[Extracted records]
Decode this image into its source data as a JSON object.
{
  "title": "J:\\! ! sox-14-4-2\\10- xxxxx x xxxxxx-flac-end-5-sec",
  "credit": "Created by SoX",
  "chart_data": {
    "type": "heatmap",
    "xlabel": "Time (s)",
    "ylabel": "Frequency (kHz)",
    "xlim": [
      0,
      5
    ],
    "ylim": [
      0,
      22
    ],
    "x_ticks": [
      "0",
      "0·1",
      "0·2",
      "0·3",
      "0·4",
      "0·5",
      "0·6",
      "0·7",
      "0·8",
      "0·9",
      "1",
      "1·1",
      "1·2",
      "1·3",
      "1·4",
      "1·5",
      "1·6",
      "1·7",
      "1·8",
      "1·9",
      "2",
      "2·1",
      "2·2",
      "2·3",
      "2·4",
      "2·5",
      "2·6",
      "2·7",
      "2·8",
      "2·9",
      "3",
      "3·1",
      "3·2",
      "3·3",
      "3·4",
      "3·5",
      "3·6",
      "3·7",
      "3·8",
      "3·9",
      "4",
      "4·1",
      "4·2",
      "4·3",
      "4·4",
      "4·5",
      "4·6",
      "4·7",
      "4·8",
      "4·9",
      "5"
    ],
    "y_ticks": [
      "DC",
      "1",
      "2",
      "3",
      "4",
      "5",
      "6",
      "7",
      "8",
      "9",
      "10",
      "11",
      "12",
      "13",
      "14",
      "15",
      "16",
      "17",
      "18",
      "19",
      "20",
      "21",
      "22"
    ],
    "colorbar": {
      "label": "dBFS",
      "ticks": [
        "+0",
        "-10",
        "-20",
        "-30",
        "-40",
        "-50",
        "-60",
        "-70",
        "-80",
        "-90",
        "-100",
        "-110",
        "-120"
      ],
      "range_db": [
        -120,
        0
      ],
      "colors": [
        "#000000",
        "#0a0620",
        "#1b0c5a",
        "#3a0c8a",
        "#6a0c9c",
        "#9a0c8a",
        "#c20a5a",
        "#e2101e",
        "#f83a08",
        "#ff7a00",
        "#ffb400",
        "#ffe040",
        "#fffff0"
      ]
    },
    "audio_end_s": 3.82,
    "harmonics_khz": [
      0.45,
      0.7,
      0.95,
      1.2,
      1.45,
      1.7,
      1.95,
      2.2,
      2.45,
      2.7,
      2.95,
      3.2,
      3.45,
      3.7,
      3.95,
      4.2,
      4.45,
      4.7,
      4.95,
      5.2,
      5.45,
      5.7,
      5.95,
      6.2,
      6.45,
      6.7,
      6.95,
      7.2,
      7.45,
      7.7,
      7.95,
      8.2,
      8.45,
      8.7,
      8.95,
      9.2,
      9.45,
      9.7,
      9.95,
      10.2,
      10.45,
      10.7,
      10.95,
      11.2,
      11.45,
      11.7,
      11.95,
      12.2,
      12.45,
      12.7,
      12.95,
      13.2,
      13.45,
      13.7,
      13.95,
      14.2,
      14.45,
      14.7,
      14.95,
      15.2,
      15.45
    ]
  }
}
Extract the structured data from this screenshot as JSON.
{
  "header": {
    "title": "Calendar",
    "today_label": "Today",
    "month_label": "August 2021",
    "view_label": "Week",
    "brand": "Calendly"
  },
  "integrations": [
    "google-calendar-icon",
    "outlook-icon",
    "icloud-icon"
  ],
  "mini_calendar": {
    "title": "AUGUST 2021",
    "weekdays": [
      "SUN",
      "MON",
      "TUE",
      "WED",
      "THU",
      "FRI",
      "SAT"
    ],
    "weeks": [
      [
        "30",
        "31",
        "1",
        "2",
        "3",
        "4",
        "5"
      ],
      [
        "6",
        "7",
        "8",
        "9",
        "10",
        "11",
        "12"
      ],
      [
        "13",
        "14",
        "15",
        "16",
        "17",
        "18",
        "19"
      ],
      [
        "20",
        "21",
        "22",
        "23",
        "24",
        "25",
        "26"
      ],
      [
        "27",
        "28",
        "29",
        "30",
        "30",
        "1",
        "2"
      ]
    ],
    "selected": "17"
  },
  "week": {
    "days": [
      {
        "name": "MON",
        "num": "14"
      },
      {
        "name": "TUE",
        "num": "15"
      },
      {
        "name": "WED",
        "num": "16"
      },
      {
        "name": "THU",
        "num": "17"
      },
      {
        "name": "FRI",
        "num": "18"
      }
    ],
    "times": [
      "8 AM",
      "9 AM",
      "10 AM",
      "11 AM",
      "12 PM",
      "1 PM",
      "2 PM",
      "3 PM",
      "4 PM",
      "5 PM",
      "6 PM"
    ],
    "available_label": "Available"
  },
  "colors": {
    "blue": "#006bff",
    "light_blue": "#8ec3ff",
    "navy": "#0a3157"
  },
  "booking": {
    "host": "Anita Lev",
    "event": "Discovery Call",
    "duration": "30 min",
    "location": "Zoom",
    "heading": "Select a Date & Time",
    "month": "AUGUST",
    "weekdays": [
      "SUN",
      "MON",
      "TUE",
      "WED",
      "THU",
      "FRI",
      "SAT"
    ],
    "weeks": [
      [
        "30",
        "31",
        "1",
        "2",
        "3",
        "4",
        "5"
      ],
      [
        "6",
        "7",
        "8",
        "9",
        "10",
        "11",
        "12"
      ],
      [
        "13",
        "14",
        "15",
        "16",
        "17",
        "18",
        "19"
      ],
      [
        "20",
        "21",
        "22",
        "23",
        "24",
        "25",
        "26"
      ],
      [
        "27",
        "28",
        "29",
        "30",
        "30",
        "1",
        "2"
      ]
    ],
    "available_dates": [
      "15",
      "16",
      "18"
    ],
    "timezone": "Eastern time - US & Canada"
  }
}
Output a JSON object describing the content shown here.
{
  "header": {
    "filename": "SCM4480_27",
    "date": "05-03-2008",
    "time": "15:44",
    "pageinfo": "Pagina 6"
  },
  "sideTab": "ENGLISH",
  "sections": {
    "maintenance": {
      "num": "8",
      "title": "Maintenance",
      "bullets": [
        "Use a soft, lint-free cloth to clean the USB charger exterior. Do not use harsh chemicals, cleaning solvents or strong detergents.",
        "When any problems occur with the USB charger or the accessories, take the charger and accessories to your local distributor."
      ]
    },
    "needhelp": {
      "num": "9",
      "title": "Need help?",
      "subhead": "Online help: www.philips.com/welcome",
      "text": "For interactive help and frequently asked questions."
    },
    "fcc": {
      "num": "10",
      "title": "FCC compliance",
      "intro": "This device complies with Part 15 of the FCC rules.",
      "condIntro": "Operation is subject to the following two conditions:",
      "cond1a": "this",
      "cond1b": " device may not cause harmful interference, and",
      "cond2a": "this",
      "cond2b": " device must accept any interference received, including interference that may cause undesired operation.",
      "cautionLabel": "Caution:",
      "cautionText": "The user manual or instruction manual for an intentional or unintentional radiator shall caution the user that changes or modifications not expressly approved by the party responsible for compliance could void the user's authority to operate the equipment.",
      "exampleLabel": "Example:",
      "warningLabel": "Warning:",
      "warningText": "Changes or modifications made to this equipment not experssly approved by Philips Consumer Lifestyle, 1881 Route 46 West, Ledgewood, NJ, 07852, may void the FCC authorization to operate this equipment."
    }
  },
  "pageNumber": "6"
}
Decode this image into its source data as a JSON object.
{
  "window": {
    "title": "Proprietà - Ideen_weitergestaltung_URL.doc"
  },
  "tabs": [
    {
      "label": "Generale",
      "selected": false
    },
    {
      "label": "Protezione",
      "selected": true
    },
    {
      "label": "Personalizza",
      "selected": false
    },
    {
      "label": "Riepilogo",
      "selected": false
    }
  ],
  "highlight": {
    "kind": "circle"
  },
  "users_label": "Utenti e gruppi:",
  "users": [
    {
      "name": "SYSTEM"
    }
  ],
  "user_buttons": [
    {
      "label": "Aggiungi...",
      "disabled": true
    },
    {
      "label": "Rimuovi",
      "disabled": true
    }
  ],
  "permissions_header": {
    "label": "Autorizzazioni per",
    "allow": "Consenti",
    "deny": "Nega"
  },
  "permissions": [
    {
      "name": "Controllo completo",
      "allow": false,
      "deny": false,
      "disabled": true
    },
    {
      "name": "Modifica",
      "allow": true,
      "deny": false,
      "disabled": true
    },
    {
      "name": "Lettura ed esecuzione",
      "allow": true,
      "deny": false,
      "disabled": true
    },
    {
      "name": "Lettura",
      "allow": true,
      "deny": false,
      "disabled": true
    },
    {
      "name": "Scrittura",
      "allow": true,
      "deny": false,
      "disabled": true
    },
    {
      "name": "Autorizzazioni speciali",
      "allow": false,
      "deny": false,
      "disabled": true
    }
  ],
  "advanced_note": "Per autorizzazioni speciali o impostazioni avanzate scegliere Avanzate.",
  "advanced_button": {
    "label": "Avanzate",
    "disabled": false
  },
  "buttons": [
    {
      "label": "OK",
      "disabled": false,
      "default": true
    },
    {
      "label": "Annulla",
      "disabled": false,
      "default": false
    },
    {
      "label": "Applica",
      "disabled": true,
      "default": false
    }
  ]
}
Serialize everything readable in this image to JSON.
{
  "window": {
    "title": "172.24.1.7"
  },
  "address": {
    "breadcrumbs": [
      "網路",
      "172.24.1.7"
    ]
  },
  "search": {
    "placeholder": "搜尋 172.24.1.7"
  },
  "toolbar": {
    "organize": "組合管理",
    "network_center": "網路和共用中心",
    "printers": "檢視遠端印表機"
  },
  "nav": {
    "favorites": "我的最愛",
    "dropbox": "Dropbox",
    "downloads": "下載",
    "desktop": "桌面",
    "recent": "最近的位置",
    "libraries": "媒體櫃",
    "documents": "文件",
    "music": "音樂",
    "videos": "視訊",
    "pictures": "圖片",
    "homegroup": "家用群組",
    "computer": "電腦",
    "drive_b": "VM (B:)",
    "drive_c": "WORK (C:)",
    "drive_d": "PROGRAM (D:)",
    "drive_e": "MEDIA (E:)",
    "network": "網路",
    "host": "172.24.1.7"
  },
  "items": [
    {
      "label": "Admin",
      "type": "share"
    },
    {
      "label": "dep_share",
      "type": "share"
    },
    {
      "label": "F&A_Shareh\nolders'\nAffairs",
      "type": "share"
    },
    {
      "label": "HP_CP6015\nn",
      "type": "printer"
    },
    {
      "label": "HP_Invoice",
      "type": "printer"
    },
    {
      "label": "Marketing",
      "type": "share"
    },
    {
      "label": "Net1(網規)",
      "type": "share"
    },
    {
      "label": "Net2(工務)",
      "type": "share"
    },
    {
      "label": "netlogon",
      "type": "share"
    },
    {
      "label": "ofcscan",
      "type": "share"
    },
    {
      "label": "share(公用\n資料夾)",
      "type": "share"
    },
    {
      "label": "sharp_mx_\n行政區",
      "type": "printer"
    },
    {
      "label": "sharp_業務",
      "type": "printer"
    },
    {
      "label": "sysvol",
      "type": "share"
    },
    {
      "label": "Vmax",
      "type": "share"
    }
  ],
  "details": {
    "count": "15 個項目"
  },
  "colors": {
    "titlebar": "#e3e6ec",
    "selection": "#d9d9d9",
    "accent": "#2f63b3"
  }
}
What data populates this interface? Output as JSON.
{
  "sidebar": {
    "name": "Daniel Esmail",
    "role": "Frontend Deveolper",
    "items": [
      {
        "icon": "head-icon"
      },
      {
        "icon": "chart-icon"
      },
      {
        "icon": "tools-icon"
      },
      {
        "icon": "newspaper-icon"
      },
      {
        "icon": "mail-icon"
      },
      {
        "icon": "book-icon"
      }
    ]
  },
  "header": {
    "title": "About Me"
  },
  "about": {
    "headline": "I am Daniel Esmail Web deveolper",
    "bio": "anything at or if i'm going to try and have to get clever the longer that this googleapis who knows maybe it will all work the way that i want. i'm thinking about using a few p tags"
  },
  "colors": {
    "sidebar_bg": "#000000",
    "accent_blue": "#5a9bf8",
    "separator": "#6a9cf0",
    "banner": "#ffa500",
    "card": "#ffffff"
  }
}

● Work instructions:
Look over the material above and show each line where "compliance" appears.

● Result of the exercise:
      "title": "FCC compliance",
      "cautionText": "The user manual or instruction manual for an intentional or unintentional radiator shall caution the user that changes or modifications not expressly approved by the party responsible for compliance could void the user's authority to operate the equipment.",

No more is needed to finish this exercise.